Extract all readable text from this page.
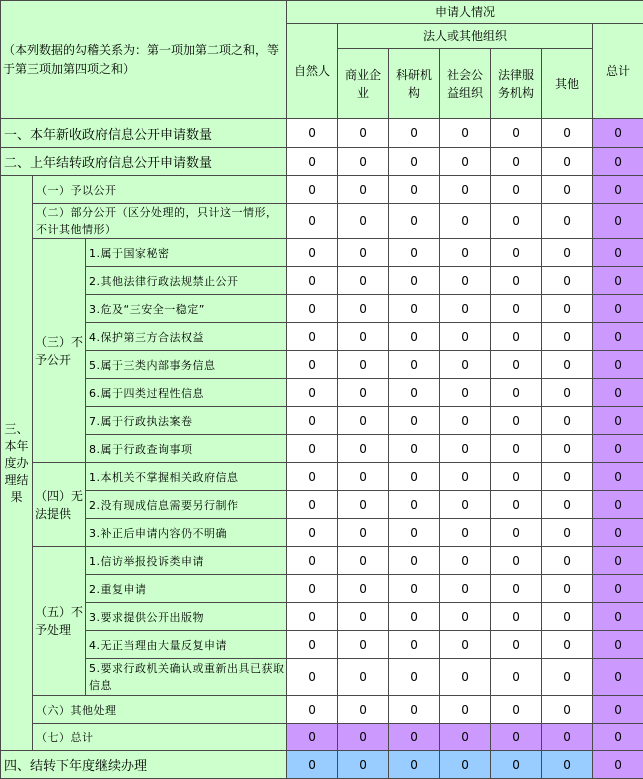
（本列数据的勾稽关系为：第一项加第二项之和，等于第三项加第四项之和）			申请人情况						
			自然人	法人或其他组织					总计
				商业企业	科研机构	社会公益组织	法律服务机构	其他	
一、本年新收政府信息公开申请数量			0	0	0	0	0	0	0
二、上年结转政府信息公开申请数量			0	0	0	0	0	0	0
三、本年度办理结果	（一）予以公开		0	0	0	0	0	0	0
	（二）部分公开（区分处理的，只计这一情形，不计其他情形）		0	0	0	0	0	0	0
	（三）不予公开	1.属于国家秘密	0	0	0	0	0	0	0
		2.其他法律行政法规禁止公开	0	0	0	0	0	0	0
		3.危及“三安全一稳定”	0	0	0	0	0	0	0
		4.保护第三方合法权益	0	0	0	0	0	0	0
		5.属于三类内部事务信息	0	0	0	0	0	0	0
		6.属于四类过程性信息	0	0	0	0	0	0	0
		7.属于行政执法案卷	0	0	0	0	0	0	0
		8.属于行政查询事项	0	0	0	0	0	0	0
	（四）无法提供	1.本机关不掌握相关政府信息	0	0	0	0	0	0	0
		2.没有现成信息需要另行制作	0	0	0	0	0	0	0
		3.补正后申请内容仍不明确	0	0	0	0	0	0	0
	（五）不予处理	1.信访举报投诉类申请	0	0	0	0	0	0	0
		2.重复申请	0	0	0	0	0	0	0
		3.要求提供公开出版物	0	0	0	0	0	0	0
		4.无正当理由大量反复申请	0	0	0	0	0	0	0
		5.要求行政机关确认或重新出具已获取信息	0	0	0	0	0	0	0
	（六）其他处理		0	0	0	0	0	0	0
	（七）总计		0	0	0	0	0	0	0
四、结转下年度继续办理			0	0	0	0	0	0	0
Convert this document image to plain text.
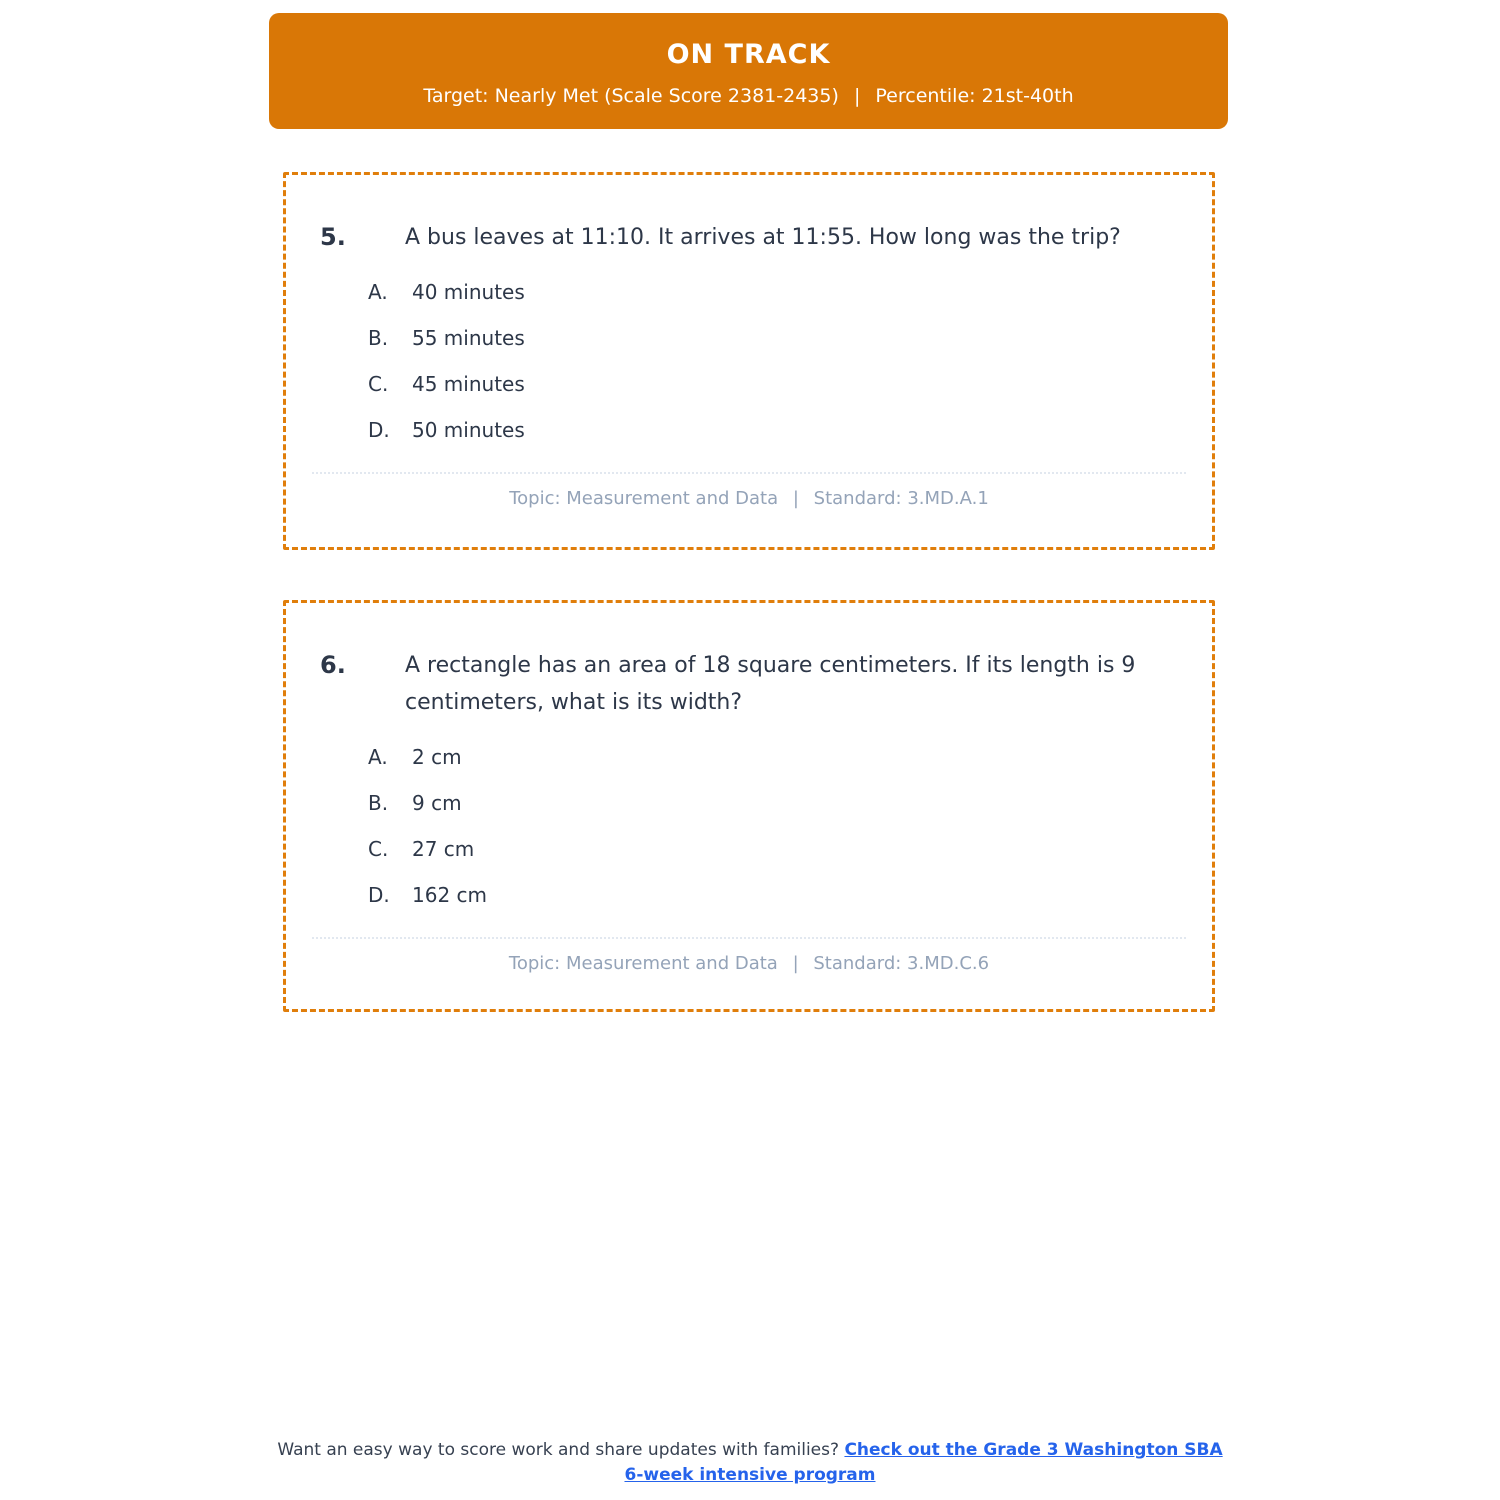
ON TRACK
Target: Nearly Met (Scale Score 2381-2435) | Percentile: 21st-40th
5.	A bus leaves at 11:10. It arrives at 11:55. How long was the trip?
A.	40 minutes
B.	55 minutes
C.	45 minutes
D.	50 minutes
Topic: Measurement and Data | Standard: 3.MD.A.1
6.	A rectangle has an area of 18 square centimeters. If its length is 9 centimeters, what is its width?
A.	2 cm
B.	9 cm
C.	27 cm
D.	162 cm
Topic: Measurement and Data | Standard: 3.MD.C.6
Want an easy way to score work and share updates with families? Check out the Grade 3 Washington SBA 6-week intensive program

——

Task to complete => Copy the records word for word, leaving no picture in the copy.

Exercise output =>
Extract all readable text from this page.
（本列数据的勾稽关系为：第一项加第二项之和，等于第三项加第四项之和）			申请人情况						
			自然人	法人或其他组织					总计
				商业企业	科研机构	社会公益组织	法律服务机构	其他	
一、本年新收政府信息公开申请数量			0	0	0	0	0	0	0
二、上年结转政府信息公开申请数量			0	0	0	0	0	0	0
三、本年度办理结果	（一）予以公开		0	0	0	0	0	0	0
	（二）部分公开（区分处理的，只计这一情形，不计其他情形）		0	0	0	0	0	0	0
	（三）不予公开	1.属于国家秘密	0	0	0	0	0	0	0
		2.其他法律行政法规禁止公开	0	0	0	0	0	0	0
		3.危及“三安全一稳定”	0	0	0	0	0	0	0
		4.保护第三方合法权益	0	0	0	0	0	0	0
		5.属于三类内部事务信息	0	0	0	0	0	0	0
		6.属于四类过程性信息	0	0	0	0	0	0	0
		7.属于行政执法案卷	0	0	0	0	0	0	0
		8.属于行政查询事项	0	0	0	0	0	0	0
	（四）无法提供	1.本机关不掌握相关政府信息	0	0	0	0	0	0	0
		2.没有现成信息需要另行制作	0	0	0	0	0	0	0
		3.补正后申请内容仍不明确	0	0	0	0	0	0	0
	（五）不予处理	1.信访举报投诉类申请	0	0	0	0	0	0	0
		2.重复申请	0	0	0	0	0	0	0
		3.要求提供公开出版物	0	0	0	0	0	0	0
		4.无正当理由大量反复申请	0	0	0	0	0	0	0
		5.要求行政机关确认或重新出具已获取信息	0	0	0	0	0	0	0
	（六）其他处理		0	0	0	0	0	0	0
	（七）总计		0	0	0	0	0	0	0
四、结转下年度继续办理			0	0	0	0	0	0	0
Convert this document image to plain text.
ON TRACK
Target: Nearly Met (Scale Score 2381-2435) | Percentile: 21st-40th
5.	A bus leaves at 11:10. It arrives at 11:55. How long was the trip?
A.	40 minutes
B.	55 minutes
C.	45 minutes
D.	50 minutes
Topic: Measurement and Data | Standard: 3.MD.A.1
6.	A rectangle has an area of 18 square centimeters. If its length is 9 centimeters, what is its width?
A.	2 cm
B.	9 cm
C.	27 cm
D.	162 cm
Topic: Measurement and Data | Standard: 3.MD.C.6
Want an easy way to score work and share updates with families? Check out the Grade 3 Washington SBA 6-week intensive program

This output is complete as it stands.